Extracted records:
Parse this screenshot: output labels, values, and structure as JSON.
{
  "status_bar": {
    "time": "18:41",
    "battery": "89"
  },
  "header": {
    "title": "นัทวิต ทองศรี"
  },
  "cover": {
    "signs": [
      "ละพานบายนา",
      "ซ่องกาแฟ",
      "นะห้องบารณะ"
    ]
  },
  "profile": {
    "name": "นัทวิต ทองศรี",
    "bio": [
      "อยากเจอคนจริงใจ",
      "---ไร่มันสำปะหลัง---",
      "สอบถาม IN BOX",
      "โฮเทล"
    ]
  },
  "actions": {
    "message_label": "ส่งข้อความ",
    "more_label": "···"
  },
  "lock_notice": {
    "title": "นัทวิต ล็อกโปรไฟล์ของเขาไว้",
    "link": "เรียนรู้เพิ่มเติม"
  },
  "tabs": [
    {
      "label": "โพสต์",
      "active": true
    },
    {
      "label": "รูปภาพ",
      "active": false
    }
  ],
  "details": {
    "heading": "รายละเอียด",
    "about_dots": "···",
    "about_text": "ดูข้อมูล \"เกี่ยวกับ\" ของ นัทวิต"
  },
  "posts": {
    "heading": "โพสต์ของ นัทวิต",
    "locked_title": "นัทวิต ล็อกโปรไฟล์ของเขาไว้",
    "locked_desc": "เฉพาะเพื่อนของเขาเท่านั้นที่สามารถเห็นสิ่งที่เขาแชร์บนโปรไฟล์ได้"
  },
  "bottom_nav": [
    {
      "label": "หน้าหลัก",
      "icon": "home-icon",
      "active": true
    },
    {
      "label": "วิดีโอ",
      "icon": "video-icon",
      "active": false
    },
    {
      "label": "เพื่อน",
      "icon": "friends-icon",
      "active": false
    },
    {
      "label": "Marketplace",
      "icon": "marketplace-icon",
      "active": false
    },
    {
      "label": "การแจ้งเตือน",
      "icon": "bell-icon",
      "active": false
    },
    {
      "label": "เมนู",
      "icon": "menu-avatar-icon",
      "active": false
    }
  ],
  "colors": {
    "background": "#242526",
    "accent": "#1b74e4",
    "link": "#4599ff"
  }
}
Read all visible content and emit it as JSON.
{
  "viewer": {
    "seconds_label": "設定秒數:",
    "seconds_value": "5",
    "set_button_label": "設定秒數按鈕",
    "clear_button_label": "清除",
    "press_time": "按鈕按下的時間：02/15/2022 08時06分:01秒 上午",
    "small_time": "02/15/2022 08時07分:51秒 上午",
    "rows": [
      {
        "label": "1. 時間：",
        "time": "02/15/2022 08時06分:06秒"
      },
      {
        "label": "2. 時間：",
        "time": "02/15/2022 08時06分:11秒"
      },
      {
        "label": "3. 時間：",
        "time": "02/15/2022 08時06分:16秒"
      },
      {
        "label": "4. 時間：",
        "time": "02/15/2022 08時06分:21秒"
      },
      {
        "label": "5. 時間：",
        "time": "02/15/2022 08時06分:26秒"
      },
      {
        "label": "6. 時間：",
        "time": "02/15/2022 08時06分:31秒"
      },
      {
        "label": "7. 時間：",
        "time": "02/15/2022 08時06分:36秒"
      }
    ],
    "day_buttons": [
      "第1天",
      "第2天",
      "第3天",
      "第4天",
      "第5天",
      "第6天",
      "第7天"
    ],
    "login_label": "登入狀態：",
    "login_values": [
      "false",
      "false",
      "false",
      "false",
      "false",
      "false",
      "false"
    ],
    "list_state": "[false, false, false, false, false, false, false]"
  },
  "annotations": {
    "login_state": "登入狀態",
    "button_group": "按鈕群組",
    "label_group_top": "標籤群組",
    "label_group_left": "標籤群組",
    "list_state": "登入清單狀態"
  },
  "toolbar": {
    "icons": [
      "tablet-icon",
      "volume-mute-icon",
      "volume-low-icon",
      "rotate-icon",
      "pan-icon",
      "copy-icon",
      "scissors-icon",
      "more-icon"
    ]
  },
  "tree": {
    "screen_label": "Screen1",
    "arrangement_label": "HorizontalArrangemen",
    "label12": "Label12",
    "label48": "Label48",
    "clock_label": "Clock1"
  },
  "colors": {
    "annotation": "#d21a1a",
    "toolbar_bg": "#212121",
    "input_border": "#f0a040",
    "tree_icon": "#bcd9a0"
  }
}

### What this task involves:
The records above must be repeated exactly, every one of them.

### The result:
Parse this screenshot: output labels, values, and structure as JSON.
{
  "status_bar": {
    "time": "18:41",
    "battery": "89"
  },
  "header": {
    "title": "นัทวิต ทองศรี"
  },
  "cover": {
    "signs": [
      "ละพานบายนา",
      "ซ่องกาแฟ",
      "นะห้องบารณะ"
    ]
  },
  "profile": {
    "name": "นัทวิต ทองศรี",
    "bio": [
      "อยากเจอคนจริงใจ",
      "---ไร่มันสำปะหลัง---",
      "สอบถาม IN BOX",
      "โฮเทล"
    ]
  },
  "actions": {
    "message_label": "ส่งข้อความ",
    "more_label": "···"
  },
  "lock_notice": {
    "title": "นัทวิต ล็อกโปรไฟล์ของเขาไว้",
    "link": "เรียนรู้เพิ่มเติม"
  },
  "tabs": [
    {
      "label": "โพสต์",
      "active": true
    },
    {
      "label": "รูปภาพ",
      "active": false
    }
  ],
  "details": {
    "heading": "รายละเอียด",
    "about_dots": "···",
    "about_text": "ดูข้อมูล \"เกี่ยวกับ\" ของ นัทวิต"
  },
  "posts": {
    "heading": "โพสต์ของ นัทวิต",
    "locked_title": "นัทวิต ล็อกโปรไฟล์ของเขาไว้",
    "locked_desc": "เฉพาะเพื่อนของเขาเท่านั้นที่สามารถเห็นสิ่งที่เขาแชร์บนโปรไฟล์ได้"
  },
  "bottom_nav": [
    {
      "label": "หน้าหลัก",
      "icon": "home-icon",
      "active": true
    },
    {
      "label": "วิดีโอ",
      "icon": "video-icon",
      "active": false
    },
    {
      "label": "เพื่อน",
      "icon": "friends-icon",
      "active": false
    },
    {
      "label": "Marketplace",
      "icon": "marketplace-icon",
      "active": false
    },
    {
      "label": "การแจ้งเตือน",
      "icon": "bell-icon",
      "active": false
    },
    {
      "label": "เมนู",
      "icon": "menu-avatar-icon",
      "active": false
    }
  ],
  "colors": {
    "background": "#242526",
    "accent": "#1b74e4",
    "link": "#4599ff"
  }
}
Read all visible content and emit it as JSON.
{
  "viewer": {
    "seconds_label": "設定秒數:",
    "seconds_value": "5",
    "set_button_label": "設定秒數按鈕",
    "clear_button_label": "清除",
    "press_time": "按鈕按下的時間：02/15/2022 08時06分:01秒 上午",
    "small_time": "02/15/2022 08時07分:51秒 上午",
    "rows": [
      {
        "label": "1. 時間：",
        "time": "02/15/2022 08時06分:06秒"
      },
      {
        "label": "2. 時間：",
        "time": "02/15/2022 08時06分:11秒"
      },
      {
        "label": "3. 時間：",
        "time": "02/15/2022 08時06分:16秒"
      },
      {
        "label": "4. 時間：",
        "time": "02/15/2022 08時06分:21秒"
      },
      {
        "label": "5. 時間：",
        "time": "02/15/2022 08時06分:26秒"
      },
      {
        "label": "6. 時間：",
        "time": "02/15/2022 08時06分:31秒"
      },
      {
        "label": "7. 時間：",
        "time": "02/15/2022 08時06分:36秒"
      }
    ],
    "day_buttons": [
      "第1天",
      "第2天",
      "第3天",
      "第4天",
      "第5天",
      "第6天",
      "第7天"
    ],
    "login_label": "登入狀態：",
    "login_values": [
      "false",
      "false",
      "false",
      "false",
      "false",
      "false",
      "false"
    ],
    "list_state": "[false, false, false, false, false, false, false]"
  },
  "annotations": {
    "login_state": "登入狀態",
    "button_group": "按鈕群組",
    "label_group_top": "標籤群組",
    "label_group_left": "標籤群組",
    "list_state": "登入清單狀態"
  },
  "toolbar": {
    "icons": [
      "tablet-icon",
      "volume-mute-icon",
      "volume-low-icon",
      "rotate-icon",
      "pan-icon",
      "copy-icon",
      "scissors-icon",
      "more-icon"
    ]
  },
  "tree": {
    "screen_label": "Screen1",
    "arrangement_label": "HorizontalArrangemen",
    "label12": "Label12",
    "label48": "Label48",
    "clock_label": "Clock1"
  },
  "colors": {
    "annotation": "#d21a1a",
    "toolbar_bg": "#212121",
    "input_border": "#f0a040",
    "tree_icon": "#bcd9a0"
  }
}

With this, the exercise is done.